Problem description ▸ In the entries that follow, find the word "अवसर" and report each line it is on.

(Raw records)
────────────────
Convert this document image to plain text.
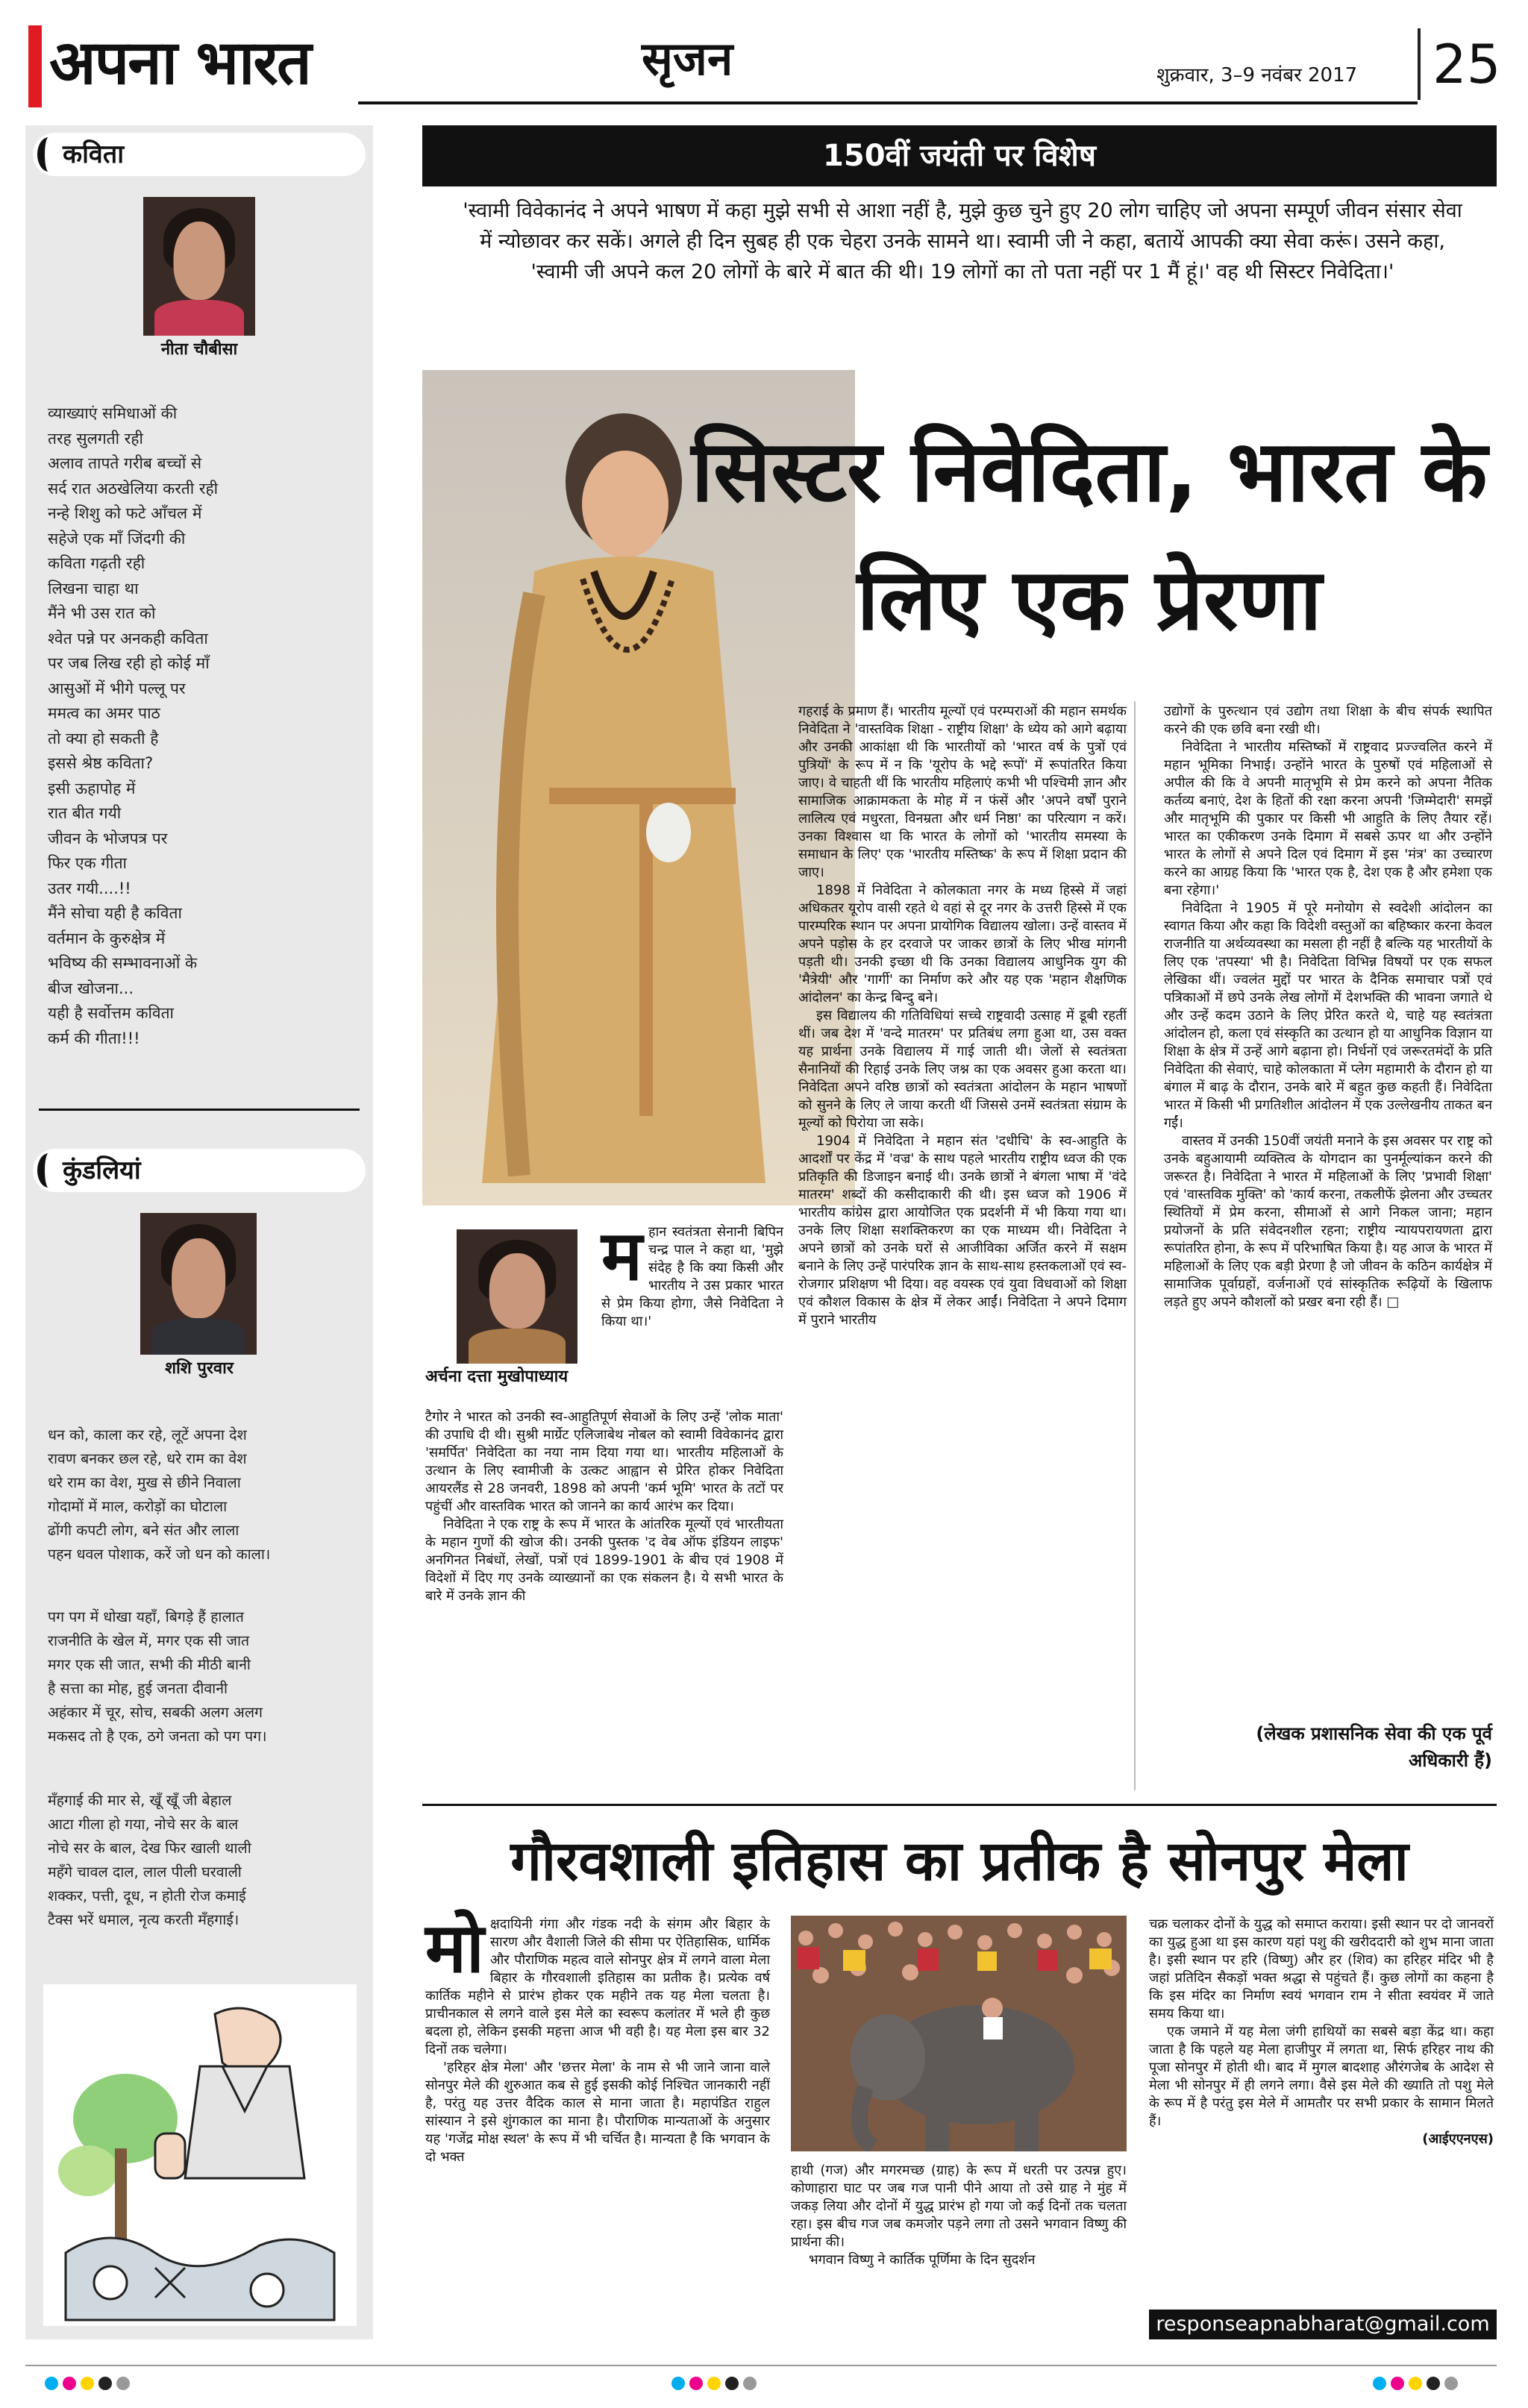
अपना भारत	सृजन	शुक्रवार, 3–9 नवंबर 2017 25
कविता
नीता चौबीसा
व्याख्याएं समिधाओं की
तरह सुलगती रही
अलाव तापते गरीब बच्चों से
सर्द रात अठखेलिया करती रही
नन्हे शिशु को फटे आँचल में
सहेजे एक माँ जिंदगी की
कविता गढ़ती रही
लिखना चाहा था
मैंने भी उस रात को
श्वेत पन्ने पर अनकही कविता
पर जब लिख रही हो कोई माँ
आसुओं में भीगे पल्लू पर
ममत्व का अमर पाठ
तो क्या हो सकती है
इससे श्रेष्ठ कविता?
इसी ऊहापोह में
रात बीत गयी
जीवन के भोजपत्र पर
फिर एक गीता
उतर गयी....!!
मैंने सोचा यही है कविता
वर्तमान के कुरुक्षेत्र में
भविष्य की सम्भावनाओं के
बीज खोजना...
यही है सर्वोत्तम कविता
कर्म की गीता!!!
कुंडलियां
शशि पुरवार
धन को, काला कर रहे, लूटें अपना देश
रावण बनकर छल रहे, धरे राम का वेश
धरे राम का वेश, मुख से छीने निवाला
गोदामों में माल, करोड़ों का घोटाला
ढोंगी कपटी लोग, बने संत और लाला
पहन धवल पोशाक, करें जो धन को काला।
पग पग में धोखा यहाँ, बिगड़े हैं हालात
राजनीति के खेल में, मगर एक सी जात
मगर एक सी जात, सभी की मीठी बानी
है सत्ता का मोह, हुई जनता दीवानी
अहंकार में चूर, सोच, सबकी अलग अलग
मकसद तो है एक, ठगे जनता को पग पग।
मँहगाई की मार से, खूँ खूँ जी बेहाल
आटा गीला हो गया, नोचे सर के बाल
नोचे सर के बाल, देख फिर खाली थाली
महँगे चावल दाल, लाल पीली घरवाली
शक्कर, पत्ती, दूध, न होती रोज कमाई
टैक्स भरें धमाल, नृत्य करती मँहगाई।
150वीं जयंती पर विशेष
'स्वामी विवेकानंद ने अपने भाषण में कहा मुझे सभी से आशा नहीं है, मुझे कुछ चुने हुए 20 लोग चाहिए जो अपना सम्पूर्ण जीवन संसार सेवा में न्योछावर कर सकें। अगले ही दिन सुबह ही एक चेहरा उनके सामने था। स्वामी जी ने कहा, बतायें आपकी क्या सेवा करूं। उसने कहा, 'स्वामी जी अपने कल 20 लोगों के बारे में बात की थी। 19 लोगों का तो पता नहीं पर 1 मैं हूं।' वह थी सिस्टर निवेदिता।'
सिस्टर निवेदिता, भारत के लिए एक प्रेरणा
अर्चना दत्ता मुखोपाध्याय
महान स्वतंत्रता सेनानी बिपिन चन्द्र पाल ने कहा था, 'मुझे संदेह है कि क्या किसी और भारतीय ने उस प्रकार भारत से प्रेम किया होगा, जैसे निवेदिता ने किया था।'

टैगोर ने भारत को उनकी स्व-आहुतिपूर्ण सेवाओं के लिए उन्हें 'लोक माता' की उपाधि दी थी। सुश्री मार्ग्रेट एलिजाबेथ नोबल को स्वामी विवेकानंद द्वारा 'समर्पित' निवेदिता का नया नाम दिया गया था। भारतीय महिलाओं के उत्थान के लिए स्वामीजी के उत्कट आह्वान से प्रेरित होकर निवेदिता आयरलैंड से 28 जनवरी, 1898 को अपनी 'कर्म भूमि' भारत के तटों पर पहुंचीं और वास्तविक भारत को जानने का कार्य आरंभ कर दिया।

निवेदिता ने एक राष्ट्र के रूप में भारत के आंतरिक मूल्यों एवं भारतीयता के महान गुणों की खोज की। उनकी पुस्तक 'द वेब ऑफ इंडियन लाइफ' अनगिनत निबंधों, लेखों, पत्रों एवं 1899-1901 के बीच एवं 1908 में विदेशों में दिए गए उनके व्याख्यानों का एक संकलन है। ये सभी भारत के बारे में उनके ज्ञान की

गहराई के प्रमाण हैं। भारतीय मूल्यों एवं परम्पराओं की महान समर्थक निवेदिता ने 'वास्तविक शिक्षा - राष्ट्रीय शिक्षा' के ध्येय को आगे बढ़ाया और उनकी आकांक्षा थी कि भारतीयों को 'भारत वर्ष के पुत्रों एवं पुत्रियों' के रूप में न कि 'यूरोप के भद्दे रूपों' में रूपांतरित किया जाए। वे चाहती थीं कि भारतीय महिलाएं कभी भी पश्चिमी ज्ञान और सामाजिक आक्रामकता के मोह में न फंसें और 'अपने वर्षों पुराने लालित्य एवं मधुरता, विनम्रता और धर्म निष्ठा' का परित्याग न करें। उनका विश्वास था कि भारत के लोगों को 'भारतीय समस्या के समाधान के लिए' एक 'भारतीय मस्तिष्क' के रूप में शिक्षा प्रदान की जाए।

1898 में निवेदिता ने कोलकाता नगर के मध्य हिस्से में जहां अधिकतर यूरोप वासी रहते थे वहां से दूर नगर के उत्तरी हिस्से में एक पारम्परिक स्थान पर अपना प्रायोगिक विद्यालय खोला। उन्हें वास्तव में अपने पड़ोस के हर दरवाजे पर जाकर छात्रों के लिए भीख मांगनी पड़ती थी। उनकी इच्छा थी कि उनका विद्यालय आधुनिक युग की 'मैत्रेयी' और 'गार्गी' का निर्माण करे और यह एक 'महान शैक्षणिक आंदोलन' का केन्द्र बिन्दु बने।

इस विद्यालय की गतिविधियां सच्चे राष्ट्रवादी उत्साह में डूबी रहतीं थीं। जब देश में 'वन्दे मातरम' पर प्रतिबंध लगा हुआ था, उस वक्त यह प्रार्थना उनके विद्यालय में गाई जाती थी। जेलों से स्वतंत्रता सैनानियों की रिहाई उनके लिए जश्न का एक अवसर हुआ करता था। निवेदिता अपने वरिष्ठ छात्रों को स्वतंत्रता आंदोलन के महान भाषणों को सुनने के लिए ले जाया करती थीं जिससे उनमें स्वतंत्रता संग्राम के मूल्यों को पिरोया जा सके।

1904 में निवेदिता ने महान संत 'दधीचि' के स्व-आहुति के आदर्शों पर केंद्र में 'वज्र' के साथ पहले भारतीय राष्ट्रीय ध्वज की एक प्रतिकृति की डिजाइन बनाई थी। उनके छात्रों ने बंगला भाषा में 'वंदे मातरम' शब्दों की कसीदाकारी की थी। इस ध्वज को 1906 में भारतीय कांग्रेस द्वारा आयोजित एक प्रदर्शनी में भी किया गया था। उनके लिए शिक्षा सशक्तिकरण का एक माध्यम थी। निवेदिता ने अपने छात्रों को उनके घरों से आजीविका अर्जित करने में सक्षम बनाने के लिए उन्हें पारंपरिक ज्ञान के साथ-साथ हस्तकलाओं एवं स्व-रोजगार प्रशिक्षण भी दिया। वह वयस्क एवं युवा विधवाओं को शिक्षा एवं कौशल विकास के क्षेत्र में लेकर आईं। निवेदिता ने अपने दिमाग में पुराने भारतीय

उद्योगों के पुरुत्थान एवं उद्योग तथा शिक्षा के बीच संपर्क स्थापित करने की एक छवि बना रखी थी।

निवेदिता ने भारतीय मस्तिष्कों में राष्ट्रवाद प्रज्ज्वलित करने में महान भूमिका निभाई। उन्होंने भारत के पुरुषों एवं महिलाओं से अपील की कि वे अपनी मातृभूमि से प्रेम करने को अपना नैतिक कर्तव्य बनाएं, देश के हितों की रक्षा करना अपनी 'जिम्मेदारी' समझें और मातृभूमि की पुकार पर किसी भी आहुति के लिए तैयार रहें। भारत का एकीकरण उनके दिमाग में सबसे ऊपर था और उन्होंने भारत के लोगों से अपने दिल एवं दिमाग में इस 'मंत्र' का उच्चारण करने का आग्रह किया कि 'भारत एक है, देश एक है और हमेशा एक बना रहेगा।'

निवेदिता ने 1905 में पूरे मनोयोग से स्वदेशी आंदोलन का स्वागत किया और कहा कि विदेशी वस्तुओं का बहिष्कार करना केवल राजनीति या अर्थव्यवस्था का मसला ही नहीं है बल्कि यह भारतीयों के लिए एक 'तपस्या' भी है। निवेदिता विभिन्न विषयों पर एक सफल लेखिका थीं। ज्वलंत मुद्दों पर भारत के दैनिक समाचार पत्रों एवं पत्रिकाओं में छपे उनके लेख लोगों में देशभक्ति की भावना जगाते थे और उन्हें कदम उठाने के लिए प्रेरित करते थे, चाहे यह स्वतंत्रता आंदोलन हो, कला एवं संस्कृति का उत्थान हो या आधुनिक विज्ञान या शिक्षा के क्षेत्र में उन्हें आगे बढ़ाना हो। निर्धनों एवं जरूरतमंदों के प्रति निवेदिता की सेवाएं, चाहे कोलकाता में प्लेग महामारी के दौरान हो या बंगाल में बाढ़ के दौरान, उनके बारे में बहुत कुछ कहती हैं। निवेदिता भारत में किसी भी प्रगतिशील आंदोलन में एक उल्लेखनीय ताकत बन गईं।

वास्तव में उनकी 150वीं जयंती मनाने के इस अवसर पर राष्ट्र को उनके बहुआयामी व्यक्तित्व के योगदान का पुनर्मूल्यांकन करने की जरूरत है। निवेदिता ने भारत में महिलाओं के लिए 'प्रभावी शिक्षा' एवं 'वास्तविक मुक्ति' को 'कार्य करना, तकलीफें झेलना और उच्चतर स्थितियों में प्रेम करना, सीमाओं से आगे निकल जाना; महान प्रयोजनों के प्रति संवेदनशील रहना; राष्ट्रीय न्यायपरायणता द्वारा रूपांतरित होना, के रूप में परिभाषित किया है। यह आज के भारत में महिलाओं के लिए एक बड़ी प्रेरणा है जो जीवन के कठिन कार्यक्षेत्र में सामाजिक पूर्वाग्रहों, वर्जनाओं एवं सांस्कृतिक रूढ़ियों के खिलाफ लड़ते हुए अपने कौशलों को प्रखर बना रही हैं। □

(लेखक प्रशासनिक सेवा की एक पूर्व अधिकारी हैं)
गौरवशाली इतिहास का प्रतीक है सोनपुर मेला
मोक्षदायिनी गंगा और गंडक नदी के संगम और बिहार के सारण और वैशाली जिले की सीमा पर ऐतिहासिक, धार्मिक और पौराणिक महत्व वाले सोनपुर क्षेत्र में लगने वाला मेला बिहार के गौरवशाली इतिहास का प्रतीक है। प्रत्येक वर्ष कार्तिक महीने से प्रारंभ होकर एक महीने तक यह मेला चलता है। प्राचीनकाल से लगने वाले इस मेले का स्वरूप कलांतर में भले ही कुछ बदला हो, लेकिन इसकी महत्ता आज भी वही है। यह मेला इस बार 32 दिनों तक चलेगा।

'हरिहर क्षेत्र मेला' और 'छत्तर मेला' के नाम से भी जाने जाना वाले सोनपुर मेले की शुरुआत कब से हुई इसकी कोई निश्चित जानकारी नहीं है, परंतु यह उत्तर वैदिक काल से माना जाता है। महापंडित राहुल सांस्यान ने इसे शुंगकाल का माना है। पौराणिक मान्यताओं के अनुसार यह 'गजेंद्र मोक्ष स्थल' के रूप में भी चर्चित है। मान्यता है कि भगवान के दो भक्त

हाथी (गज) और मगरमच्छ (ग्राह) के रूप में धरती पर उत्पन्न हुए। कोणाहारा घाट पर जब गज पानी पीने आया तो उसे ग्राह ने मुंह में जकड़ लिया और दोनों में युद्ध प्रारंभ हो गया जो कई दिनों तक चलता रहा। इस बीच गज जब कमजोर पड़ने लगा तो उसने भगवान विष्णु की प्रार्थना की।

भगवान विष्णु ने कार्तिक पूर्णिमा के दिन सुदर्शन

चक्र चलाकर दोनों के युद्ध को समाप्त कराया। इसी स्थान पर दो जानवरों का युद्ध हुआ था इस कारण यहां पशु की खरीददारी को शुभ माना जाता है। इसी स्थान पर हरि (विष्णु) और हर (शिव) का हरिहर मंदिर भी है जहां प्रतिदिन सैकड़ों भक्त श्रद्धा से पहुंचते हैं। कुछ लोगों का कहना है कि इस मंदिर का निर्माण स्वयं भगवान राम ने सीता स्वयंवर में जाते समय किया था।

एक जमाने में यह मेला जंगी हाथियों का सबसे बड़ा केंद्र था। कहा जाता है कि पहले यह मेला हाजीपुर में लगता था, सिर्फ हरिहर नाथ की पूजा सोनपुर में होती थी। बाद में मुगल बादशाह औरंगजेब के आदेश से मेला भी सोनपुर में ही लगने लगा। वैसे इस मेले की ख्याति तो पशु मेले के रूप में है परंतु इस मेले में आमतौर पर सभी प्रकार के सामान मिलते हैं।

(आईएएनएस)
responseapnabharat@gmail.com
────────────────
Full answer ▸
इस विद्यालय की गतिविधियां सच्चे राष्ट्रवादी उत्साह में डूबी रहतीं थीं। जब देश में 'वन्दे मातरम' पर प्रतिबंध लगा हुआ था, उस वक्त यह प्रार्थना उनके विद्यालय में गाई जाती थी। जेलों से स्वतंत्रता सैनानियों की रिहाई उनके लिए जश्न का एक अवसर हुआ करता था। निवेदिता अपने वरिष्ठ छात्रों को स्वतंत्रता आंदोलन के महान भाषणों को सुनने के लिए ले जाया करती थीं जिससे उनमें स्वतंत्रता संग्राम के मूल्यों को पिरोया जा सके।
वास्तव में उनकी 150वीं जयंती मनाने के इस अवसर पर राष्ट्र को उनके बहुआयामी व्यक्तित्व के योगदान का पुनर्मूल्यांकन करने की जरूरत है। निवेदिता ने भारत में महिलाओं के लिए 'प्रभावी शिक्षा' एवं 'वास्तविक मुक्ति' को 'कार्य करना, तकलीफें झेलना और उच्चतर स्थितियों में प्रेम करना, सीमाओं से आगे निकल जाना; महान प्रयोजनों के प्रति संवेदनशील रहना; राष्ट्रीय न्यायपरायणता द्वारा रूपांतरित होना, के रूप में परिभाषित किया है। यह आज के भारत में महिलाओं के लिए एक बड़ी प्रेरणा है जो जीवन के कठिन कार्यक्षेत्र में सामाजिक पूर्वाग्रहों, वर्जनाओं एवं सांस्कृतिक रूढ़ियों के खिलाफ लड़ते हुए अपने कौशलों को प्रखर बना रही हैं। □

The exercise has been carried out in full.